#### [TO DO]
Collect every line that includes the string "významný".
## Start DATA SHOWN
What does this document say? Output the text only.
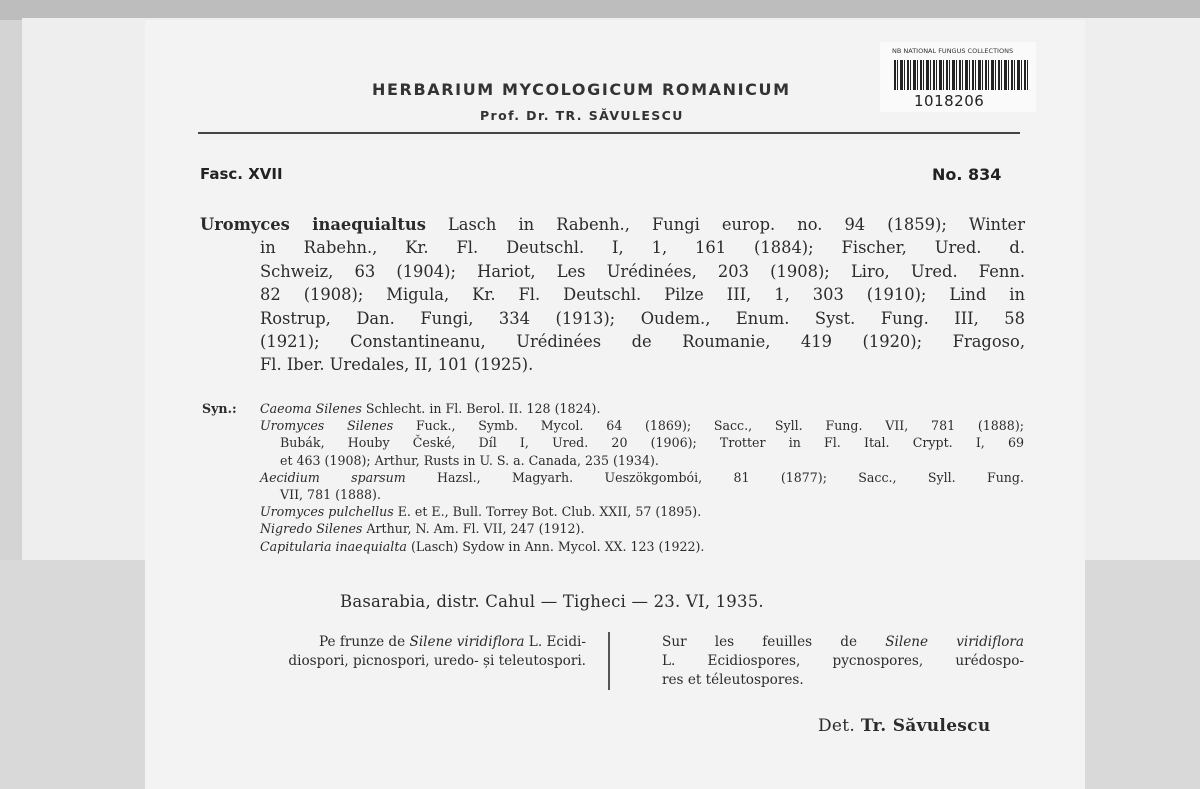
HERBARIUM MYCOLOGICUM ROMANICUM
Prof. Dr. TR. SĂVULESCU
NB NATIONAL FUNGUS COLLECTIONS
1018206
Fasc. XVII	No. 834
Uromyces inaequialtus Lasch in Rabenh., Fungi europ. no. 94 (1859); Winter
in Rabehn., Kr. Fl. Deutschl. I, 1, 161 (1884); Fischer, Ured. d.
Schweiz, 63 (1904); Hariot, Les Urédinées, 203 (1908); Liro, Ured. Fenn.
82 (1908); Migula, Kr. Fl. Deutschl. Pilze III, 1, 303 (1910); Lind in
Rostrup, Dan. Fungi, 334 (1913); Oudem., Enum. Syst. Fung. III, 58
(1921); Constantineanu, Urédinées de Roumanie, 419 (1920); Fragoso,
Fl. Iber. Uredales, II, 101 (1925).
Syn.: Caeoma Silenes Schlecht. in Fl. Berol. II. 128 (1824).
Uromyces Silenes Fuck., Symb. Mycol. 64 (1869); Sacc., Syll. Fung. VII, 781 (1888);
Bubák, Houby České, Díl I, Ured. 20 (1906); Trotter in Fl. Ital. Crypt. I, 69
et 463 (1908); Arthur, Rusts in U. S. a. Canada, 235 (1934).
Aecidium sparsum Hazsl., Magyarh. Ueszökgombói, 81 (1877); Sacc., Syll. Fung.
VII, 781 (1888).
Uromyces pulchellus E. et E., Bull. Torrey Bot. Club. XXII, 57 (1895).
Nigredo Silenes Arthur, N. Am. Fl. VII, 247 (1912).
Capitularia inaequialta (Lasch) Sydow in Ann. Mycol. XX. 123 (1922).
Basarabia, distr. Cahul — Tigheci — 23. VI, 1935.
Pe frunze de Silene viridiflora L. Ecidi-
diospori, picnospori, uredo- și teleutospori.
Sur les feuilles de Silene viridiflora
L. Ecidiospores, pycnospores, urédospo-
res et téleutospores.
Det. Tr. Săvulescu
## End DATA SHOWN
## Start DATA SHOWN
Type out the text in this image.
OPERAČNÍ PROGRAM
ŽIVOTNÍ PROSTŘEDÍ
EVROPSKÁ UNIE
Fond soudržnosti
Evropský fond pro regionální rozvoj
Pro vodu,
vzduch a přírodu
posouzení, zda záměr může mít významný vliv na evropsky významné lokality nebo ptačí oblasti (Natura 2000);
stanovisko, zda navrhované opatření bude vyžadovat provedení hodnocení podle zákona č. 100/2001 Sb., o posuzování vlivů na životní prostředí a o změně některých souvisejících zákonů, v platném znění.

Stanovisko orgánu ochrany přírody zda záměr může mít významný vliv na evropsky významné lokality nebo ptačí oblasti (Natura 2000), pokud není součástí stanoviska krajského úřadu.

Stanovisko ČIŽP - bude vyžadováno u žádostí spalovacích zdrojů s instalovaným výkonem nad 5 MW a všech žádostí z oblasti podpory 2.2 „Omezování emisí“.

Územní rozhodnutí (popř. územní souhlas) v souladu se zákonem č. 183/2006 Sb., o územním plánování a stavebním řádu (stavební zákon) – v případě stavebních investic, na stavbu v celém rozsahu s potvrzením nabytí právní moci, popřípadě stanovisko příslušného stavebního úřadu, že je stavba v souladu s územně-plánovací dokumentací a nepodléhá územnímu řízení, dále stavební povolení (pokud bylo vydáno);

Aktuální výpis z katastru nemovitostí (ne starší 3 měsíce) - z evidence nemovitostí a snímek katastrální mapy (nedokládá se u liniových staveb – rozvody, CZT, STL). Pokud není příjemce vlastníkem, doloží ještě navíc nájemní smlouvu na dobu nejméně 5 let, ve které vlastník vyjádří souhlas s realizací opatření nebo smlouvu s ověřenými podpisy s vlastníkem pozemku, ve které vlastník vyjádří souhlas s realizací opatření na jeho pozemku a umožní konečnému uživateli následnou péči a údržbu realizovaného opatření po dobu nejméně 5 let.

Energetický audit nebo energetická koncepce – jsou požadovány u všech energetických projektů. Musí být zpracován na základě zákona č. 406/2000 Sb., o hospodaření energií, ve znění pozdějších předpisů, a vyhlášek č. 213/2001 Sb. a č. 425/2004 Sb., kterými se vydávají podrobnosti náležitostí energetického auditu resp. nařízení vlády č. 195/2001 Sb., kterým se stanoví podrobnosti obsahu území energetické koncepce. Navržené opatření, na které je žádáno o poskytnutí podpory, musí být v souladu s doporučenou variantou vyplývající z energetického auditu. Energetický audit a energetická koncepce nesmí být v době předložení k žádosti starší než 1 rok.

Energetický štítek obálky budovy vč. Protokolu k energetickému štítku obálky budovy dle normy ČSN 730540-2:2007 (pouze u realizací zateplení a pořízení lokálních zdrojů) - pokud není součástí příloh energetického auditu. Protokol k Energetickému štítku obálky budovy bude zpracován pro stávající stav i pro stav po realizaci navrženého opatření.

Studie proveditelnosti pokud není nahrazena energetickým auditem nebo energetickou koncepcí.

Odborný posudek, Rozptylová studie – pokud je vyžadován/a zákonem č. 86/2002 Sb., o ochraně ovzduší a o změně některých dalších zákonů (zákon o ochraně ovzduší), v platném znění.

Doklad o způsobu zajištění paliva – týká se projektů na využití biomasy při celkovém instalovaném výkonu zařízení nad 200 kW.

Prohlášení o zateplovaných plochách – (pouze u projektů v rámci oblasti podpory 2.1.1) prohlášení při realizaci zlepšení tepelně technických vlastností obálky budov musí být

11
## End DATA SHOWN
#### [TASK OUTPUT]
posouzení, zda záměr může mít významný vliv na evropsky významné lokality nebo ptačí oblasti (Natura 2000);
Stanovisko orgánu ochrany přírody zda záměr může mít významný vliv na evropsky významné lokality nebo ptačí oblasti (Natura 2000), pokud není součástí stanoviska krajského úřadu.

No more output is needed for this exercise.